• _Supplied entries_:
--------------------------------
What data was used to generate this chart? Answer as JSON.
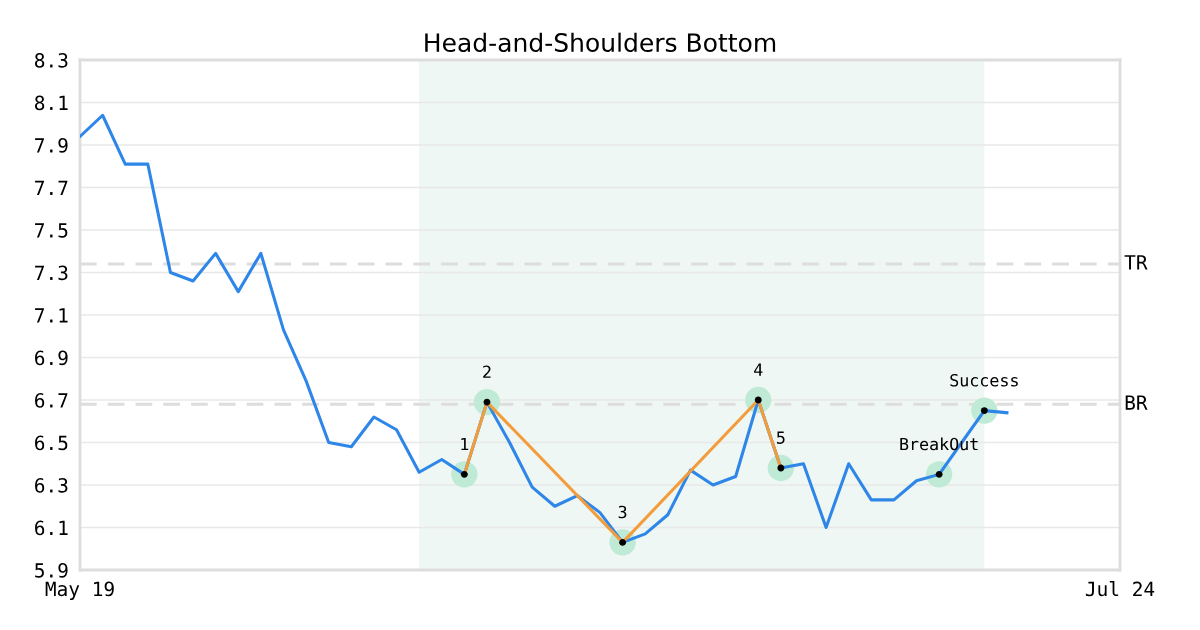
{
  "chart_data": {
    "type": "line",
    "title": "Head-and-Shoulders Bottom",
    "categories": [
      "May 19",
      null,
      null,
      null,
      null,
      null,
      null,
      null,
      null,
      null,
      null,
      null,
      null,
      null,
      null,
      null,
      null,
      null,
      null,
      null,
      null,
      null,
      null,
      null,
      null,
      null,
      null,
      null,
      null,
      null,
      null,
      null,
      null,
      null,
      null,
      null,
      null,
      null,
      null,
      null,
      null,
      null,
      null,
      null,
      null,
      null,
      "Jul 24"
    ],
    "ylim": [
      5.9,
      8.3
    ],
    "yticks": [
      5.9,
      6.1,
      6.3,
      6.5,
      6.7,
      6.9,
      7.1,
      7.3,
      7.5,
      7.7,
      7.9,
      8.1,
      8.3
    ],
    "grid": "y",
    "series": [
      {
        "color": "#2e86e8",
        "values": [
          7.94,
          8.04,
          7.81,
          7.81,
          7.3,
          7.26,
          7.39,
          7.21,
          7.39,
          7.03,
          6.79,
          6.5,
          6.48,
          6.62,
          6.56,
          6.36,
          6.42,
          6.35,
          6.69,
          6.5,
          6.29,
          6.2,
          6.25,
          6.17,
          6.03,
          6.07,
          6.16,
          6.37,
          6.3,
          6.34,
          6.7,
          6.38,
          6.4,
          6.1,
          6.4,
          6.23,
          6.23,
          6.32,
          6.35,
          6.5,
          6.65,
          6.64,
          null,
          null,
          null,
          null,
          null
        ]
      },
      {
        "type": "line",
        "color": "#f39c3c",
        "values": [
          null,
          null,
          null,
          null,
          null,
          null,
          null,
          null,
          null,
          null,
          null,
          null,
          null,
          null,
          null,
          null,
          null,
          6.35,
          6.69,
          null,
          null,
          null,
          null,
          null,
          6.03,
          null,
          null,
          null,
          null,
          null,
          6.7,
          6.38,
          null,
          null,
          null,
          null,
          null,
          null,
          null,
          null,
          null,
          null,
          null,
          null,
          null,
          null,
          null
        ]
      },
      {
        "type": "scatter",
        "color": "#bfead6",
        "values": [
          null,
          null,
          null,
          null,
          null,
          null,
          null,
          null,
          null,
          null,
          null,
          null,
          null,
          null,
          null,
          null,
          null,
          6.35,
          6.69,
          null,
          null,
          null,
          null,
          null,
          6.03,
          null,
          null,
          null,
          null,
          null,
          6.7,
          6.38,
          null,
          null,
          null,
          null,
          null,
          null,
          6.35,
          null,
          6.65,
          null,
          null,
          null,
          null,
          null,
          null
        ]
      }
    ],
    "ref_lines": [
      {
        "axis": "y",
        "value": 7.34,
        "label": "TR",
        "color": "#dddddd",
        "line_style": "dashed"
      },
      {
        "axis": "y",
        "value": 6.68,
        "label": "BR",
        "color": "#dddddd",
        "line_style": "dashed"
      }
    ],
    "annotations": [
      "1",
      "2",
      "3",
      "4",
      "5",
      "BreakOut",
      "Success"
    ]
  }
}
--------------------------------
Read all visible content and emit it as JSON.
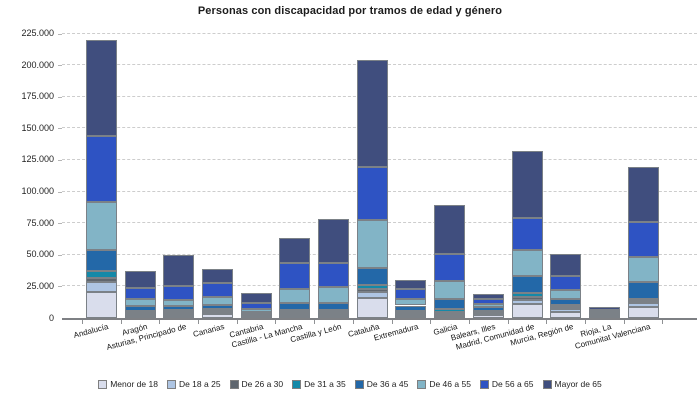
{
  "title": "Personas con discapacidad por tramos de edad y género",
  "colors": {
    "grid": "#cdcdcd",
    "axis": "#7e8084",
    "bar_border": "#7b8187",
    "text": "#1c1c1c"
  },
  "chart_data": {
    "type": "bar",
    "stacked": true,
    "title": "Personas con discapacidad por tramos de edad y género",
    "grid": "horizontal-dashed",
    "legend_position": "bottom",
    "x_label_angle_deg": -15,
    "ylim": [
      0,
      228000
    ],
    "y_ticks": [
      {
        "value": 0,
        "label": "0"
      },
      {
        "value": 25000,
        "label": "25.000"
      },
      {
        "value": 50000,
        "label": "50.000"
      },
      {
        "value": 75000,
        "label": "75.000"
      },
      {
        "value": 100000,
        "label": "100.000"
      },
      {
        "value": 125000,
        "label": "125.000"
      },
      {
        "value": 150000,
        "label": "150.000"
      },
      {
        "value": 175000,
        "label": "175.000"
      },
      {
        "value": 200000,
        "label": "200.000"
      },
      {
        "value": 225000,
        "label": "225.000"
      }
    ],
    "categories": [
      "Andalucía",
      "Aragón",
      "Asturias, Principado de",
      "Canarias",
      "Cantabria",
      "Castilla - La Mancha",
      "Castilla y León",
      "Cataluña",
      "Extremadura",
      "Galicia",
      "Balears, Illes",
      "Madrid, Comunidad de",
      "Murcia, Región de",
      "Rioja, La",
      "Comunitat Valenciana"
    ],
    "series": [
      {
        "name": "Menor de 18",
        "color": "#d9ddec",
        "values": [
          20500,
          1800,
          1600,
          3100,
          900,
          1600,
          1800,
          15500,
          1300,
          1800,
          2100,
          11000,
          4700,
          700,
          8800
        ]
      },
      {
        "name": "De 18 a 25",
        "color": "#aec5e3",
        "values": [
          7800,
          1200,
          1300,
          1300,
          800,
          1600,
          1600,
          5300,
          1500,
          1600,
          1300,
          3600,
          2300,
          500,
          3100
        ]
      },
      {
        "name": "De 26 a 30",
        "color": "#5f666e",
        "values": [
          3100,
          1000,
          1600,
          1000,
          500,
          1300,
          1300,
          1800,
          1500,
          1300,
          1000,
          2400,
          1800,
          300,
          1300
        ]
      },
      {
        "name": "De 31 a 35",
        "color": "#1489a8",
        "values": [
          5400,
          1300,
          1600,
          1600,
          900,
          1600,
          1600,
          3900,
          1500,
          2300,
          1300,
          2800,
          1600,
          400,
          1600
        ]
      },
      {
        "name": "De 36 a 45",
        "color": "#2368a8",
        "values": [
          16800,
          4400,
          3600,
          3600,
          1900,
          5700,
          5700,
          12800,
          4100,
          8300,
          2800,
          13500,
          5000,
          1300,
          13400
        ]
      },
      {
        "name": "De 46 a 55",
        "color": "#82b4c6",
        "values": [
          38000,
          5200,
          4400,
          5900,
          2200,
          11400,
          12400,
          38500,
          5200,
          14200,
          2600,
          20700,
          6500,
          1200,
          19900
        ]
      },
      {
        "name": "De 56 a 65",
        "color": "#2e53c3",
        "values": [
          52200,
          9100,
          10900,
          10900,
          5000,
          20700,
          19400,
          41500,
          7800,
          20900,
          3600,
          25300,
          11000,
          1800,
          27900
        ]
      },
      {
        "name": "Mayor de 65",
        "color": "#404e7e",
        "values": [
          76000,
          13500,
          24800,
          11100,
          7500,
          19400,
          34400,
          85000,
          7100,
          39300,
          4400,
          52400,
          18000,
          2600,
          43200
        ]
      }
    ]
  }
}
--------------------------------
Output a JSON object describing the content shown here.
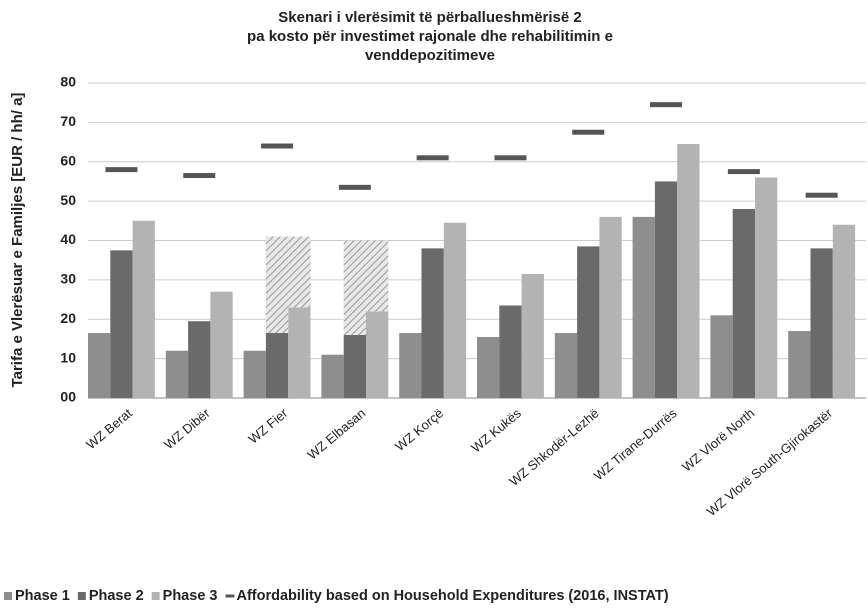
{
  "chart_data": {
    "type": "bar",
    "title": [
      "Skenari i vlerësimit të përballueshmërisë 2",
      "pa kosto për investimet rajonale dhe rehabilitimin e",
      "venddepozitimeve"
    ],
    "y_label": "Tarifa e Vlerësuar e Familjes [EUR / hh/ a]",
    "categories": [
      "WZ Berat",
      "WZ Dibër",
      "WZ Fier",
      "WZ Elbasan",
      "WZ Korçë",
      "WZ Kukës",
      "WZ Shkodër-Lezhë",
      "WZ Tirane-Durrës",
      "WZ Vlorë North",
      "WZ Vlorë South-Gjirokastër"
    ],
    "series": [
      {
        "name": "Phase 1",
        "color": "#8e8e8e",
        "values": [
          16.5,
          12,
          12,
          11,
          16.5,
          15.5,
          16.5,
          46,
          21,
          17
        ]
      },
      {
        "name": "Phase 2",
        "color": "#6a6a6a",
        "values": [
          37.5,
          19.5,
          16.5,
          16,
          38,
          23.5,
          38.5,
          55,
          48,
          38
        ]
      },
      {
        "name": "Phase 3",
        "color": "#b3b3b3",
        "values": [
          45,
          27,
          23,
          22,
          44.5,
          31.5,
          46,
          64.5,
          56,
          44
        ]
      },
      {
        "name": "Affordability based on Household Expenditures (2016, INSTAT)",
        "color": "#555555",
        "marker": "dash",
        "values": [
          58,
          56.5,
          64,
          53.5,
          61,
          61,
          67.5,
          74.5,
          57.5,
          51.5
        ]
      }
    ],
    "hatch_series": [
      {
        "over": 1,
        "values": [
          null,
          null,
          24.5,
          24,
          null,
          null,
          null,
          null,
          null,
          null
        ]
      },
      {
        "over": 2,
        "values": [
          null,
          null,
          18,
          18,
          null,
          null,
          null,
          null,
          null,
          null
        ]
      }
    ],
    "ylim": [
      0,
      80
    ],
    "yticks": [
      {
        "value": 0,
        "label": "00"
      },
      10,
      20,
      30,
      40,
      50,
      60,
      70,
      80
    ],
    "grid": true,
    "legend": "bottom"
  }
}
--------------------------------
Looking at the records above, say how many lines hold the string "content". Write nothing but the number.

2